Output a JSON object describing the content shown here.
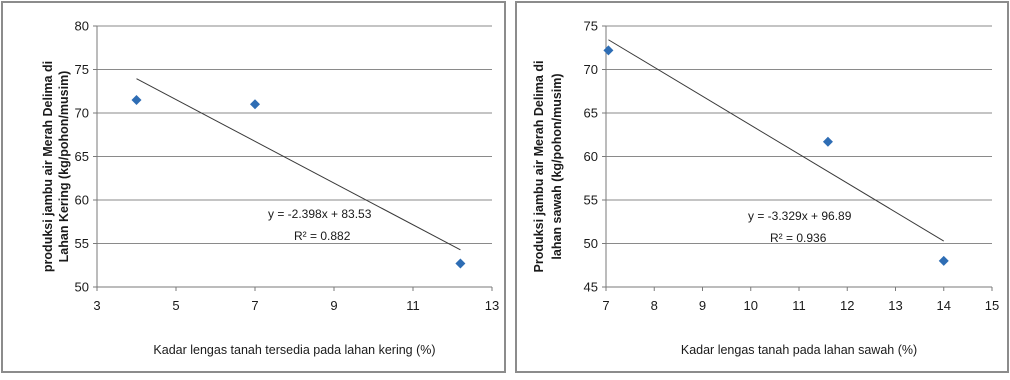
{
  "chart_data": [
    {
      "type": "scatter",
      "xlabel": "Kadar lengas tanah tersedia pada lahan kering  (%)",
      "ylabel_lines": [
        "produksi jambu air Merah Delima di",
        "Lahan Kering (kg/pohon/musim)"
      ],
      "xlim": [
        3,
        13
      ],
      "ylim": [
        50,
        80
      ],
      "xticks": [
        3,
        5,
        7,
        9,
        11,
        13
      ],
      "yticks": [
        50,
        55,
        60,
        65,
        70,
        75,
        80
      ],
      "grid": "horizontal",
      "points": [
        {
          "x": 4.0,
          "y": 71.5
        },
        {
          "x": 7.0,
          "y": 71.0
        },
        {
          "x": 12.2,
          "y": 52.7
        }
      ],
      "marker_color": "#2e6db4",
      "trendline": {
        "slope": -2.398,
        "intercept": 83.53,
        "x_range": [
          4.0,
          12.2
        ]
      },
      "equation": "y = -2.398x + 83.53",
      "r2_label": "R² = 0.882"
    },
    {
      "type": "scatter",
      "xlabel": "Kadar lengas tanah pada lahan sawah (%)",
      "ylabel_lines": [
        "Produksi jambu air Merah Delima di",
        "lahan sawah (kg/pohon/musim)"
      ],
      "xlim": [
        7,
        15
      ],
      "ylim": [
        45,
        75
      ],
      "xticks": [
        7,
        8,
        9,
        10,
        11,
        12,
        13,
        14,
        15
      ],
      "yticks": [
        45,
        50,
        55,
        60,
        65,
        70,
        75
      ],
      "grid": "horizontal",
      "points": [
        {
          "x": 7.05,
          "y": 72.2
        },
        {
          "x": 11.6,
          "y": 61.7
        },
        {
          "x": 14.0,
          "y": 48.0
        }
      ],
      "marker_color": "#2e6db4",
      "trendline": {
        "slope": -3.329,
        "intercept": 96.89,
        "x_range": [
          7.05,
          14.0
        ]
      },
      "equation": "y = -3.329x + 96.89",
      "r2_label": "R² = 0.936"
    }
  ]
}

Required work: Extract the full listing above verbatim; pictures are to be left out of the copy.

Exercise output:
Output a JSON object describing the content shown here.
{
  "chart_data": [
    {
      "type": "scatter",
      "xlabel": "Kadar lengas tanah tersedia pada lahan kering  (%)",
      "ylabel_lines": [
        "produksi jambu air Merah Delima di",
        "Lahan Kering (kg/pohon/musim)"
      ],
      "xlim": [
        3,
        13
      ],
      "ylim": [
        50,
        80
      ],
      "xticks": [
        3,
        5,
        7,
        9,
        11,
        13
      ],
      "yticks": [
        50,
        55,
        60,
        65,
        70,
        75,
        80
      ],
      "grid": "horizontal",
      "points": [
        {
          "x": 4.0,
          "y": 71.5
        },
        {
          "x": 7.0,
          "y": 71.0
        },
        {
          "x": 12.2,
          "y": 52.7
        }
      ],
      "marker_color": "#2e6db4",
      "trendline": {
        "slope": -2.398,
        "intercept": 83.53,
        "x_range": [
          4.0,
          12.2
        ]
      },
      "equation": "y = -2.398x + 83.53",
      "r2_label": "R² = 0.882"
    },
    {
      "type": "scatter",
      "xlabel": "Kadar lengas tanah pada lahan sawah (%)",
      "ylabel_lines": [
        "Produksi jambu air Merah Delima di",
        "lahan sawah (kg/pohon/musim)"
      ],
      "xlim": [
        7,
        15
      ],
      "ylim": [
        45,
        75
      ],
      "xticks": [
        7,
        8,
        9,
        10,
        11,
        12,
        13,
        14,
        15
      ],
      "yticks": [
        45,
        50,
        55,
        60,
        65,
        70,
        75
      ],
      "grid": "horizontal",
      "points": [
        {
          "x": 7.05,
          "y": 72.2
        },
        {
          "x": 11.6,
          "y": 61.7
        },
        {
          "x": 14.0,
          "y": 48.0
        }
      ],
      "marker_color": "#2e6db4",
      "trendline": {
        "slope": -3.329,
        "intercept": 96.89,
        "x_range": [
          7.05,
          14.0
        ]
      },
      "equation": "y = -3.329x + 96.89",
      "r2_label": "R² = 0.936"
    }
  ]
}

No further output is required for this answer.